_EXERCISE REQUIREMENTS_:
Go through the listing below and gather every line with the word "description".

_GIVEN DATA_:
══════
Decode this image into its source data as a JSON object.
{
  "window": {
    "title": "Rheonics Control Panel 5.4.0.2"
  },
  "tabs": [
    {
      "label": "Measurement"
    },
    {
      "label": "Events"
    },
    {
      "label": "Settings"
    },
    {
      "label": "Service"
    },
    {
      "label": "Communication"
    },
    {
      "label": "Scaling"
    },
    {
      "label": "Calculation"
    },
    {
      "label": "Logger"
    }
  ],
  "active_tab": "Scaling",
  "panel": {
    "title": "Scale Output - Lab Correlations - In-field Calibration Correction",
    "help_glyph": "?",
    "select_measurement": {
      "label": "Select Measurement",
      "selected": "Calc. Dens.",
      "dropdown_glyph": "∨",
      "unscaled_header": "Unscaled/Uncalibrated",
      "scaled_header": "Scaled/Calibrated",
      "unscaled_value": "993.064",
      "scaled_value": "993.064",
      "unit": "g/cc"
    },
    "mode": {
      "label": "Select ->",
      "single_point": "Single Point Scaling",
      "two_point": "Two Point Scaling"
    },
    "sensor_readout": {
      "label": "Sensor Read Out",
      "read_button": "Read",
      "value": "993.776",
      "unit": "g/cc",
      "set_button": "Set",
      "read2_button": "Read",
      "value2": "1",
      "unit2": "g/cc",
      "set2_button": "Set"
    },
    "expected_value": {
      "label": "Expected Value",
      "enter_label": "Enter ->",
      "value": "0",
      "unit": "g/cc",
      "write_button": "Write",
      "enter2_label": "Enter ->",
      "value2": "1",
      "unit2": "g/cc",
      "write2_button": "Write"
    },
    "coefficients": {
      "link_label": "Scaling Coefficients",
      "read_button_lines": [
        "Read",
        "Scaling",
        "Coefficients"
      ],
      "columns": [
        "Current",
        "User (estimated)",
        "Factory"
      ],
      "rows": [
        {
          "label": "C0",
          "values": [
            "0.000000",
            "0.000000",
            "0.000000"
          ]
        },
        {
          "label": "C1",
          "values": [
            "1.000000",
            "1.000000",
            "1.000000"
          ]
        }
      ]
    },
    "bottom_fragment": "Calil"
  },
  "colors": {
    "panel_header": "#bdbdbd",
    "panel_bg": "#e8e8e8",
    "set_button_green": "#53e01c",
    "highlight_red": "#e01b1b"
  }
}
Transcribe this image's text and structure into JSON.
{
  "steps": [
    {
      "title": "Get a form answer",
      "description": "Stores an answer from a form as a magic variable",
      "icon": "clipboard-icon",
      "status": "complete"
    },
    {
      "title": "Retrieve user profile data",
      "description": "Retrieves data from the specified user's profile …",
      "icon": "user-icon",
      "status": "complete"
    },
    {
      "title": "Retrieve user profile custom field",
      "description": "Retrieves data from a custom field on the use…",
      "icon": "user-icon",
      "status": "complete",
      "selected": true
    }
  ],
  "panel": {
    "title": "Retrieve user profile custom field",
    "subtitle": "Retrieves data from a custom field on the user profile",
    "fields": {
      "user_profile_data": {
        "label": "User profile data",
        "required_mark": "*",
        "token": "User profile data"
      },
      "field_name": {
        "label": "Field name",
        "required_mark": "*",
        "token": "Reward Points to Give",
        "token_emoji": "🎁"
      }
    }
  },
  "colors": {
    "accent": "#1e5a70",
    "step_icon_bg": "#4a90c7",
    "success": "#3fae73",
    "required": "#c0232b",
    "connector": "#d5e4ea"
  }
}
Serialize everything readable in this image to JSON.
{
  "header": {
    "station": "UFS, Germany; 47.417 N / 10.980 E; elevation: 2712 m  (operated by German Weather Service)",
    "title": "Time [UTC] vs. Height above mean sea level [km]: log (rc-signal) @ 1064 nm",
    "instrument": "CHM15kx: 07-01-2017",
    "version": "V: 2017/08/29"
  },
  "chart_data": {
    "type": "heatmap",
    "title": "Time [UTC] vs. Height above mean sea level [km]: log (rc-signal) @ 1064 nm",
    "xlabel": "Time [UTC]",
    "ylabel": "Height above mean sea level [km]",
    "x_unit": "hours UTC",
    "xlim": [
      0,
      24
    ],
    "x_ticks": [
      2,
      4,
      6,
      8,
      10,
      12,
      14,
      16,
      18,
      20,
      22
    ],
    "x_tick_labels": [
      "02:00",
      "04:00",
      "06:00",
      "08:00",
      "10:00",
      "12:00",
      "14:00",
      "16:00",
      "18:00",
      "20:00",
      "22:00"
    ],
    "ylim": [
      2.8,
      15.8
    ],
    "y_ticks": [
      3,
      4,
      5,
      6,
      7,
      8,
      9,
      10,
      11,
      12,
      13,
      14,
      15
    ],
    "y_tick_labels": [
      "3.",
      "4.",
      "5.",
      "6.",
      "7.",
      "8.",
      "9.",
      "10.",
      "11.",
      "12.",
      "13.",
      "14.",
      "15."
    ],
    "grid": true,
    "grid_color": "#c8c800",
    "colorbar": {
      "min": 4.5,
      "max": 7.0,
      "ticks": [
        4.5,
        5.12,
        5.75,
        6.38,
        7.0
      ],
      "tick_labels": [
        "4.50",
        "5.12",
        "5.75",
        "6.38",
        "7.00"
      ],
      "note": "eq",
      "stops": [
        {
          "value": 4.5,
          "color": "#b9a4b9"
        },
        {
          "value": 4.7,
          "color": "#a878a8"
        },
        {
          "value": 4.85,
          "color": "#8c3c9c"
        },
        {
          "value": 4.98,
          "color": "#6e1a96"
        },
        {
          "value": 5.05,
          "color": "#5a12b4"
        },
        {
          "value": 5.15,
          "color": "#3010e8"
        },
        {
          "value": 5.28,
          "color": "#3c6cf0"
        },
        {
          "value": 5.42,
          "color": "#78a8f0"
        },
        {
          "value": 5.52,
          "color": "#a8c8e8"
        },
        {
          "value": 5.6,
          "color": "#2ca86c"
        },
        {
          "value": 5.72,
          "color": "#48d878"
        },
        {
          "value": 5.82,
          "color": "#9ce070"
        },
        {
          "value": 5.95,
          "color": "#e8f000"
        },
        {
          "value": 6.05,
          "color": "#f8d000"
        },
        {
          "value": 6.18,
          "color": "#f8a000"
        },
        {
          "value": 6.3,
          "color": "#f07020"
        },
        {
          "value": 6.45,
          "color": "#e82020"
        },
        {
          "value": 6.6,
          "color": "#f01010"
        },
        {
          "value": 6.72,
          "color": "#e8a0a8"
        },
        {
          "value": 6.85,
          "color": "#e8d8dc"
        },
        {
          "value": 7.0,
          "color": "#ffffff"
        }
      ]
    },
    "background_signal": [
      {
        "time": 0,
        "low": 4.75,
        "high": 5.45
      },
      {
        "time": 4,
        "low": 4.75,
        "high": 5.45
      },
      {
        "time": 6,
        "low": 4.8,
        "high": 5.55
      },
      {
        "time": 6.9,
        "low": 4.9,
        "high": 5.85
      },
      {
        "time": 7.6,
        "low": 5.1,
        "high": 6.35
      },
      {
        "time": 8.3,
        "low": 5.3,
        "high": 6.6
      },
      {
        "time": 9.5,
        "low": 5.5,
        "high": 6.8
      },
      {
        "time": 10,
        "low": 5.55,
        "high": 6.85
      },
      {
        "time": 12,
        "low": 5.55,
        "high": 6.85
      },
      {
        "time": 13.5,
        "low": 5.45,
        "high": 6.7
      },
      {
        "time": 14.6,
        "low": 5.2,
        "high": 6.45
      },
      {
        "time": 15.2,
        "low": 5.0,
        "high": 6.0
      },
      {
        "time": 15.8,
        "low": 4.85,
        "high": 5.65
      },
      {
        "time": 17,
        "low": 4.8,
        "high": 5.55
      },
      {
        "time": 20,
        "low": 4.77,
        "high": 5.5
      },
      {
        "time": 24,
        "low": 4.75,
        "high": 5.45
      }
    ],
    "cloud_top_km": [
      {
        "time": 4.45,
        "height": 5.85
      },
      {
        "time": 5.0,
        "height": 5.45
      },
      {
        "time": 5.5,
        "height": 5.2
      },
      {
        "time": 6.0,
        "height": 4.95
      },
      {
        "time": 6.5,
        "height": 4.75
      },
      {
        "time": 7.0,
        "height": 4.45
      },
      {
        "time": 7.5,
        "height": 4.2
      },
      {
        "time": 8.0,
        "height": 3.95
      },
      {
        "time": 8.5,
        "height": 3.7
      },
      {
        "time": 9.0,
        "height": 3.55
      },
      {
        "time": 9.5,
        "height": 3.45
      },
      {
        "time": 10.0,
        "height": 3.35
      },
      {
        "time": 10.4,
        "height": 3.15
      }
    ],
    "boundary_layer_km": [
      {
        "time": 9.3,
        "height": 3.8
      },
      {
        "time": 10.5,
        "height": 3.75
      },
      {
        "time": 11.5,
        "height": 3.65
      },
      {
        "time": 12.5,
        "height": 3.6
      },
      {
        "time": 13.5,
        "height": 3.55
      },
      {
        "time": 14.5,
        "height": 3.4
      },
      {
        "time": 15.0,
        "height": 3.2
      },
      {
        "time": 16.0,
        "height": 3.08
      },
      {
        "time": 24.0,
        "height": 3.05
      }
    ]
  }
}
══════
_EXERCISE RESULT_:
      "description": "Stores an answer from a form as a magic variable",
      "description": "Retrieves data from the specified user's profile …",
      "description": "Retrieves data from a custom field on the use…",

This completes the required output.